What the exercise asks — Copy every record exactly, and keep the pictures out.

= = = =

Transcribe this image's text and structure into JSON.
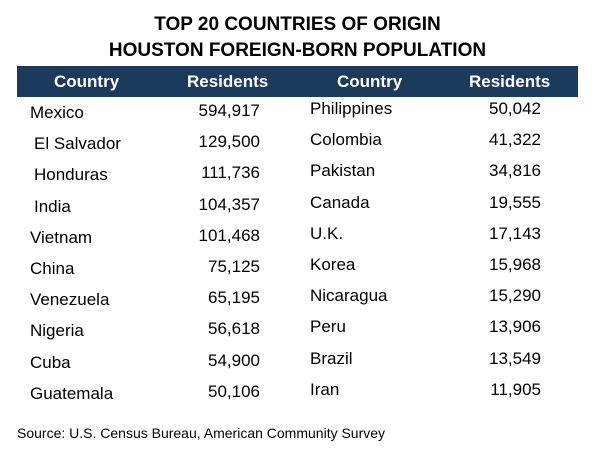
{
  "title": {
    "line1": "TOP 20 COUNTRIES OF ORIGIN",
    "line2": "HOUSTON FOREIGN-BORN POPULATION"
  },
  "header": {
    "country_left": "Country",
    "residents_left": "Residents",
    "country_right": "Country",
    "residents_right": "Residents"
  },
  "left_rows": [
    {
      "country": "Mexico",
      "residents": "594,917"
    },
    {
      "country": "El Salvador",
      "residents": "129,500"
    },
    {
      "country": "Honduras",
      "residents": "111,736"
    },
    {
      "country": "India",
      "residents": "104,357"
    },
    {
      "country": "Vietnam",
      "residents": "101,468"
    },
    {
      "country": "China",
      "residents": "75,125"
    },
    {
      "country": "Venezuela",
      "residents": "65,195"
    },
    {
      "country": "Nigeria",
      "residents": "56,618"
    },
    {
      "country": "Cuba",
      "residents": "54,900"
    },
    {
      "country": "Guatemala",
      "residents": "50,106"
    }
  ],
  "right_rows": [
    {
      "country": "Philippines",
      "residents": "50,042"
    },
    {
      "country": "Colombia",
      "residents": "41,322"
    },
    {
      "country": "Pakistan",
      "residents": "34,816"
    },
    {
      "country": "Canada",
      "residents": "19,555"
    },
    {
      "country": "U.K.",
      "residents": "17,143"
    },
    {
      "country": "Korea",
      "residents": "15,968"
    },
    {
      "country": "Nicaragua",
      "residents": "15,290"
    },
    {
      "country": "Peru",
      "residents": "13,906"
    },
    {
      "country": "Brazil",
      "residents": "13,549"
    },
    {
      "country": "Iran",
      "residents": "11,905"
    }
  ],
  "source": "Source: U.S. Census Bureau, American Community Survey",
  "colors": {
    "header_bg": "#1b3a5c",
    "header_text": "#ffffff"
  }
}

= = = =

Task answer —
Transcribe this image's text and structure into JSON.
{
  "title": {
    "line1": "TOP 20 COUNTRIES OF ORIGIN",
    "line2": "HOUSTON FOREIGN-BORN POPULATION"
  },
  "header": {
    "country_left": "Country",
    "residents_left": "Residents",
    "country_right": "Country",
    "residents_right": "Residents"
  },
  "left_rows": [
    {
      "country": "Mexico",
      "residents": "594,917"
    },
    {
      "country": "El Salvador",
      "residents": "129,500"
    },
    {
      "country": "Honduras",
      "residents": "111,736"
    },
    {
      "country": "India",
      "residents": "104,357"
    },
    {
      "country": "Vietnam",
      "residents": "101,468"
    },
    {
      "country": "China",
      "residents": "75,125"
    },
    {
      "country": "Venezuela",
      "residents": "65,195"
    },
    {
      "country": "Nigeria",
      "residents": "56,618"
    },
    {
      "country": "Cuba",
      "residents": "54,900"
    },
    {
      "country": "Guatemala",
      "residents": "50,106"
    }
  ],
  "right_rows": [
    {
      "country": "Philippines",
      "residents": "50,042"
    },
    {
      "country": "Colombia",
      "residents": "41,322"
    },
    {
      "country": "Pakistan",
      "residents": "34,816"
    },
    {
      "country": "Canada",
      "residents": "19,555"
    },
    {
      "country": "U.K.",
      "residents": "17,143"
    },
    {
      "country": "Korea",
      "residents": "15,968"
    },
    {
      "country": "Nicaragua",
      "residents": "15,290"
    },
    {
      "country": "Peru",
      "residents": "13,906"
    },
    {
      "country": "Brazil",
      "residents": "13,549"
    },
    {
      "country": "Iran",
      "residents": "11,905"
    }
  ],
  "source": "Source: U.S. Census Bureau, American Community Survey",
  "colors": {
    "header_bg": "#1b3a5c",
    "header_text": "#ffffff"
  }
}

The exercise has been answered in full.